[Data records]
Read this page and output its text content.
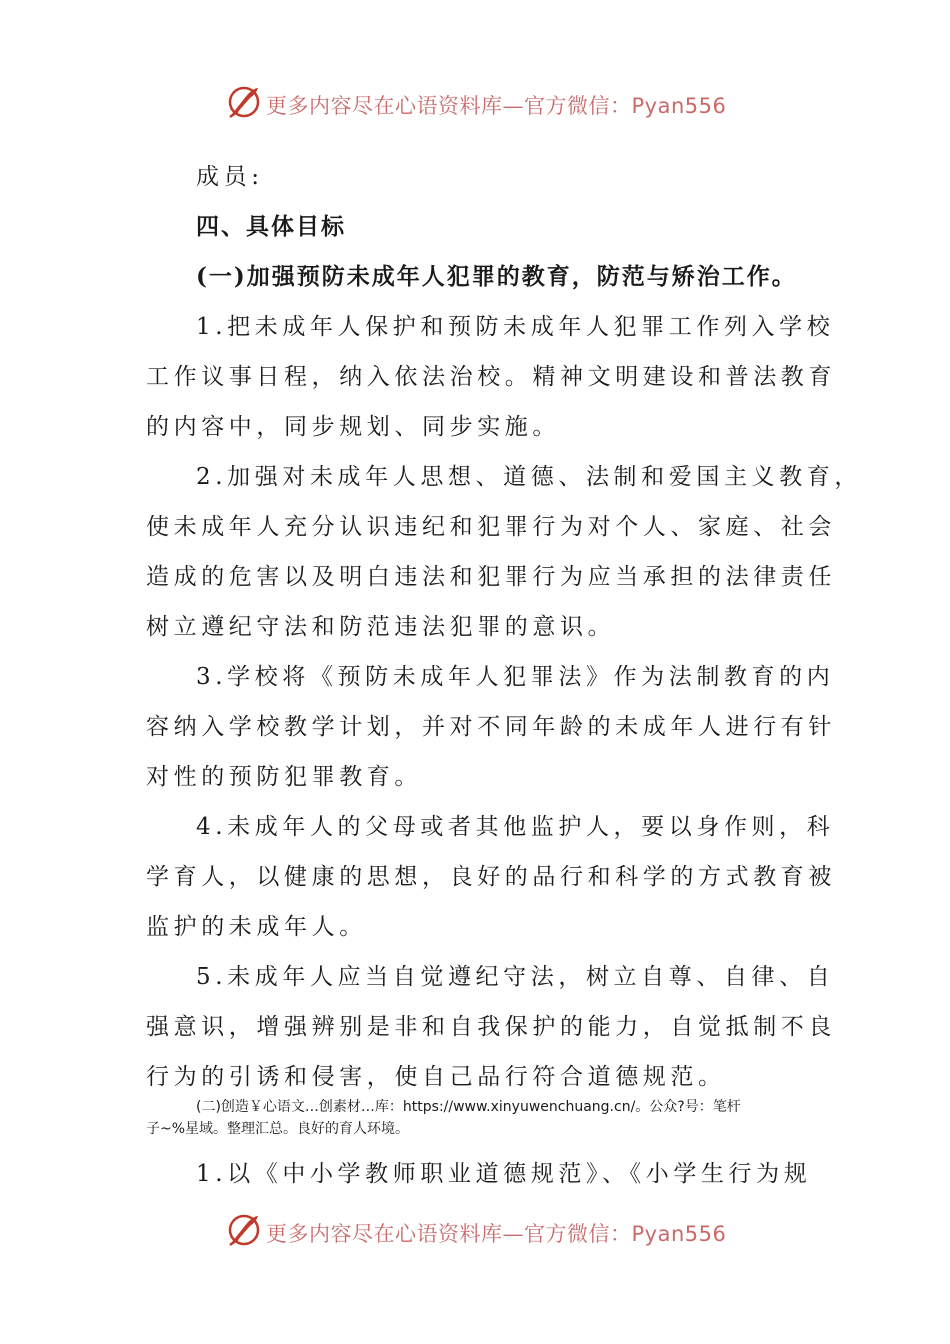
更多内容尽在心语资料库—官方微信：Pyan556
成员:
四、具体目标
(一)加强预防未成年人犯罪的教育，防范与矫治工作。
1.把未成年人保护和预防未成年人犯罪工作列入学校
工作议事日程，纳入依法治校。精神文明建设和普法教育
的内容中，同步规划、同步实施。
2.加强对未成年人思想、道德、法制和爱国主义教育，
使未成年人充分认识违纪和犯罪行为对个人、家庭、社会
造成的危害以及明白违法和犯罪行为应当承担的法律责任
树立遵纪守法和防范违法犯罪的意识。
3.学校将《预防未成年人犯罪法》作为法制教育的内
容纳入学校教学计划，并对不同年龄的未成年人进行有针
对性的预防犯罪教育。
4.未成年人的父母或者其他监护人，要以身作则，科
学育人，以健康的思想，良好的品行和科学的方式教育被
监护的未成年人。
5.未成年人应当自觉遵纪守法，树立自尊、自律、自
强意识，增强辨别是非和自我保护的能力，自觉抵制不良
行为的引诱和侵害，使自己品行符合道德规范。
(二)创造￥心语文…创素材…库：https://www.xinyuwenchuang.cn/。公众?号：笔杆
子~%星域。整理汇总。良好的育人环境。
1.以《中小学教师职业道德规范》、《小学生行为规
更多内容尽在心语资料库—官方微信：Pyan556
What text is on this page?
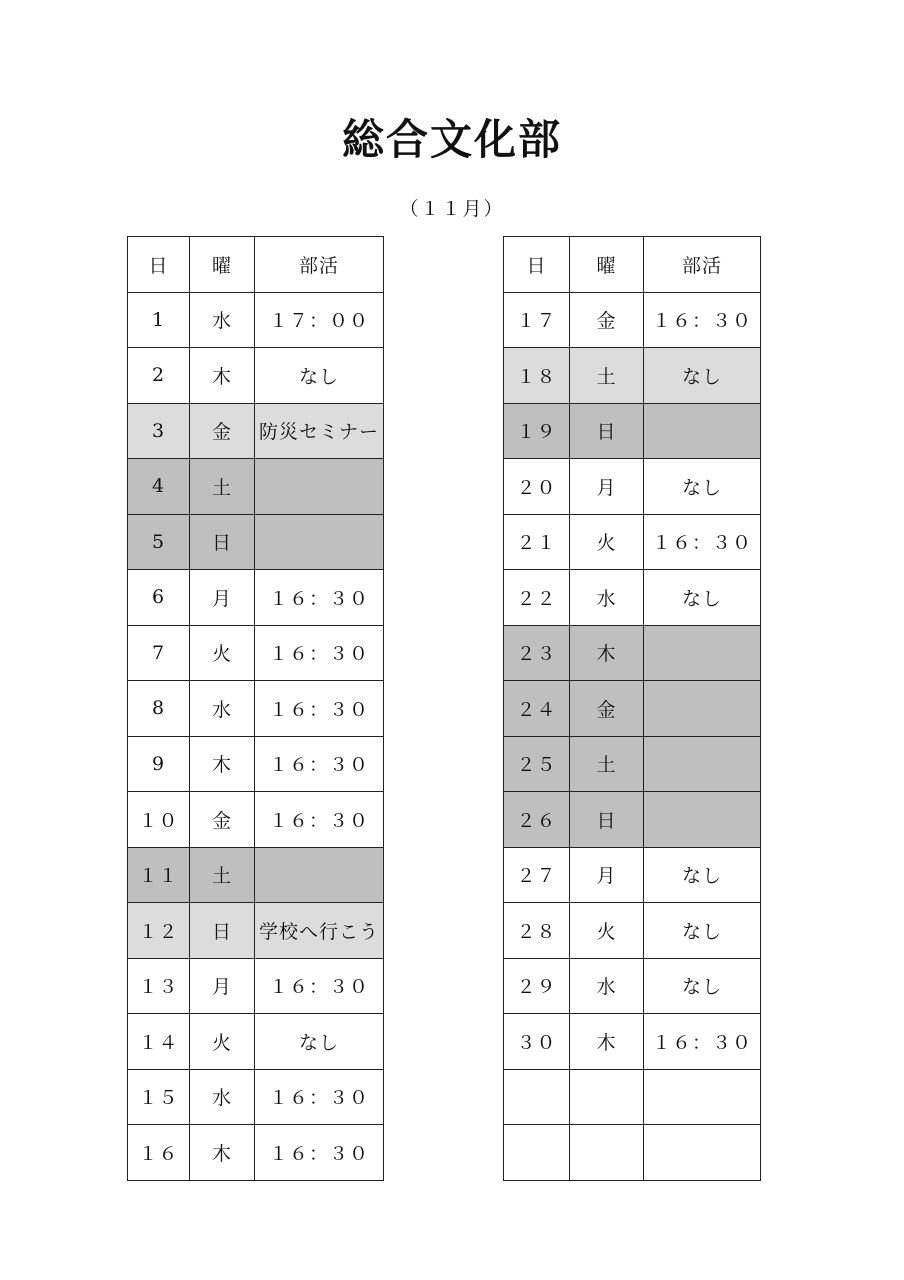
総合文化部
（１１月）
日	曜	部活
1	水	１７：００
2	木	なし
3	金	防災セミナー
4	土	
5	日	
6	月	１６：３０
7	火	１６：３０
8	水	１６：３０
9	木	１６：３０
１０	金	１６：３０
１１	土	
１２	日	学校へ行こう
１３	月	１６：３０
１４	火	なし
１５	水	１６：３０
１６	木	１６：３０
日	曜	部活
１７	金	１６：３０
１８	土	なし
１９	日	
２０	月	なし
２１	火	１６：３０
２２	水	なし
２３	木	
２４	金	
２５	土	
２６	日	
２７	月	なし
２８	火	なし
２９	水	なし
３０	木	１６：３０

* * *

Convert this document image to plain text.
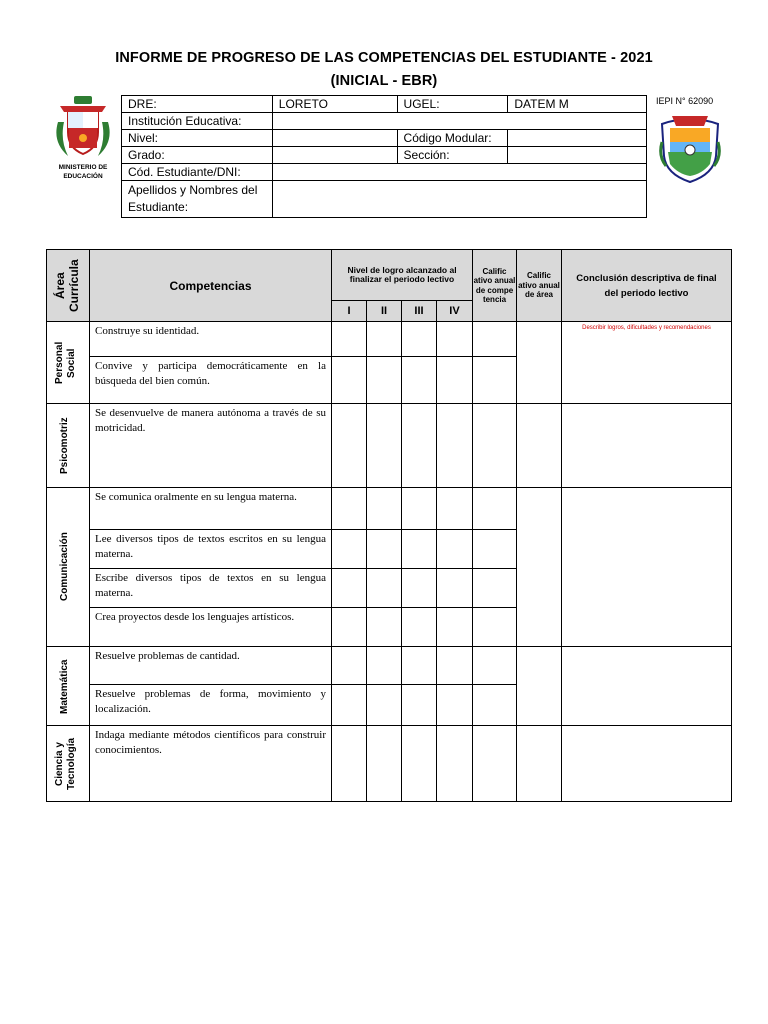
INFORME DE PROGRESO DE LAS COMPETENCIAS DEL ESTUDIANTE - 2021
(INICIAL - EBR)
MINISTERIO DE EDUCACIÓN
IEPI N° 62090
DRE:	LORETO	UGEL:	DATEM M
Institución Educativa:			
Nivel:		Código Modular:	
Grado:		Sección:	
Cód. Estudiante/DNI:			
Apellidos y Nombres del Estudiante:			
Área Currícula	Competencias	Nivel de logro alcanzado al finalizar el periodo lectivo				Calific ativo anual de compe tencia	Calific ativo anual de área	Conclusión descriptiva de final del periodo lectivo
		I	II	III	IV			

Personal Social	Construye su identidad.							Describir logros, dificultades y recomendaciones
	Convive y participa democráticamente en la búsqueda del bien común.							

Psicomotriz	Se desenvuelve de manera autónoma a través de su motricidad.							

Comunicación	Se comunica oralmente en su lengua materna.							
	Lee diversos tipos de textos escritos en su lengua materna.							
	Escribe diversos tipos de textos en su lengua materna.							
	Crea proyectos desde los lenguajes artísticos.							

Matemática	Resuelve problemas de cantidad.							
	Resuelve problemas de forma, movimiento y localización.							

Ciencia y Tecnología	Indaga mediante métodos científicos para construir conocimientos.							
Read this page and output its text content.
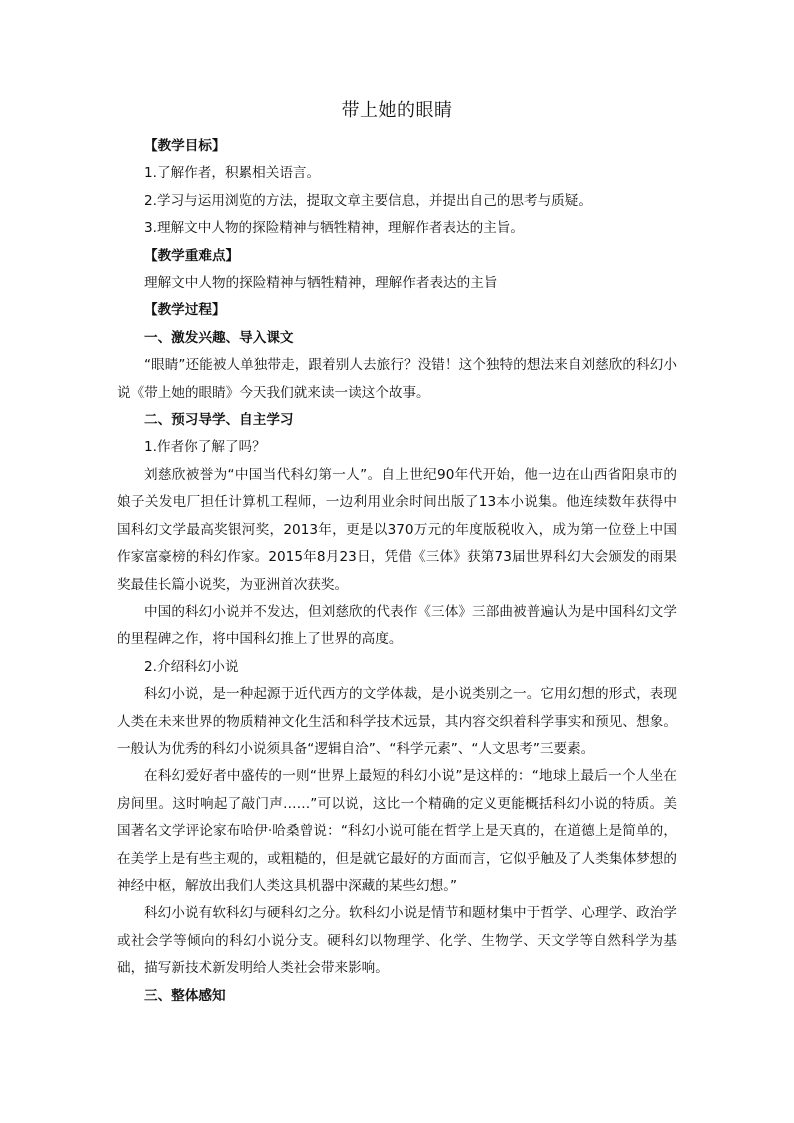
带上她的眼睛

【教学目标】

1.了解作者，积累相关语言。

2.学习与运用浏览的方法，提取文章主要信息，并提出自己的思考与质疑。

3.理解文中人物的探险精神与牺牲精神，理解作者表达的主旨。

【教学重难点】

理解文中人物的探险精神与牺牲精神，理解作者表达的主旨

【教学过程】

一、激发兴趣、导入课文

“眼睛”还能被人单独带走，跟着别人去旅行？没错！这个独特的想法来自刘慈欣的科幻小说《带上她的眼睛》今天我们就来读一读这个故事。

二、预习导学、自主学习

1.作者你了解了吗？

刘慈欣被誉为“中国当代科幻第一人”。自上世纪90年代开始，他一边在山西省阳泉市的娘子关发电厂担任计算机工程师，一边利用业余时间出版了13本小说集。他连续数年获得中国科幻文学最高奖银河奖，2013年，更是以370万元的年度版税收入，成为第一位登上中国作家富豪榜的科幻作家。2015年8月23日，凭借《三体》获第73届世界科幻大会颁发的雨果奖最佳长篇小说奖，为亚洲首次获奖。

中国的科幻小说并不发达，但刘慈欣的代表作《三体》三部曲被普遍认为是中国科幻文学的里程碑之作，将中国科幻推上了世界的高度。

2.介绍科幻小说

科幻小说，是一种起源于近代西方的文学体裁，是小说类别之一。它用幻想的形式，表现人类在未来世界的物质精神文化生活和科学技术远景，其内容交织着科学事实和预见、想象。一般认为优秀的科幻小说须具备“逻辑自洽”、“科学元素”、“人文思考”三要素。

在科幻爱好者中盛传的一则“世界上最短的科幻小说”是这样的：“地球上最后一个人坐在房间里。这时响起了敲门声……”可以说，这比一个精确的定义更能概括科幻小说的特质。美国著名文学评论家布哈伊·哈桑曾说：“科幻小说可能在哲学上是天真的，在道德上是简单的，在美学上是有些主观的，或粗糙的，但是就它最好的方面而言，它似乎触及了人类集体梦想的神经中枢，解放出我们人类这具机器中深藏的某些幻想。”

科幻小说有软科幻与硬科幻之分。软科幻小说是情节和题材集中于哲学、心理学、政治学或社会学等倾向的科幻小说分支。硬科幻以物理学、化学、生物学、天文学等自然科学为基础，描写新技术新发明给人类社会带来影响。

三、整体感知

--

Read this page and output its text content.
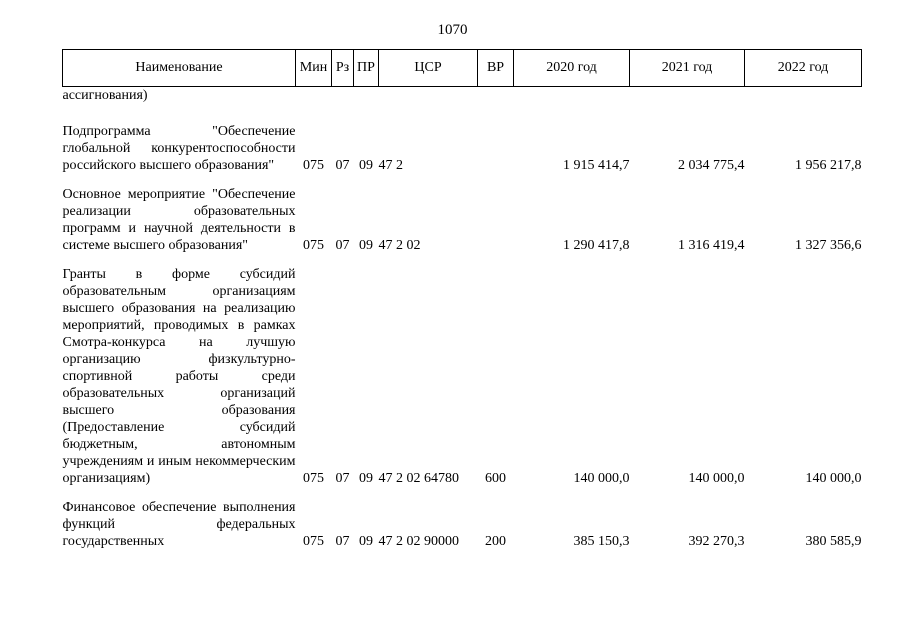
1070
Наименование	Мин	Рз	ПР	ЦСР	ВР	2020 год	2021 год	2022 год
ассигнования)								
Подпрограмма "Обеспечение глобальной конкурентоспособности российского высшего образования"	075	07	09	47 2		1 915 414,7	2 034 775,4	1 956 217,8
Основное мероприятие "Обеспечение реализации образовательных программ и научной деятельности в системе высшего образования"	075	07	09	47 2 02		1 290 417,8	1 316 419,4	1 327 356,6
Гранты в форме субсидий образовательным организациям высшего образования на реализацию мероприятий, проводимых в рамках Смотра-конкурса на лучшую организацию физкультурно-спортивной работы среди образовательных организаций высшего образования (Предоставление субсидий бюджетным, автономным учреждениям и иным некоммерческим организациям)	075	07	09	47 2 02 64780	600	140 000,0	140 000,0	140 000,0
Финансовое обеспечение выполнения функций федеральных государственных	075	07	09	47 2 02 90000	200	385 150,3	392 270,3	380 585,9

▶ [TASK GOAL]: Scan the material above for the string "Nivel" and report each line where you find it.

▶ [ANSWER TO THIS EXERCISE]:
Nivel:		Código Modular:	
Área Currícula	Competencias	Nivel de logro alcanzado al finalizar el periodo lectivo				Calific ativo anual de compe tencia	Calific ativo anual de área	Conclusión descriptiva de final del periodo lectivo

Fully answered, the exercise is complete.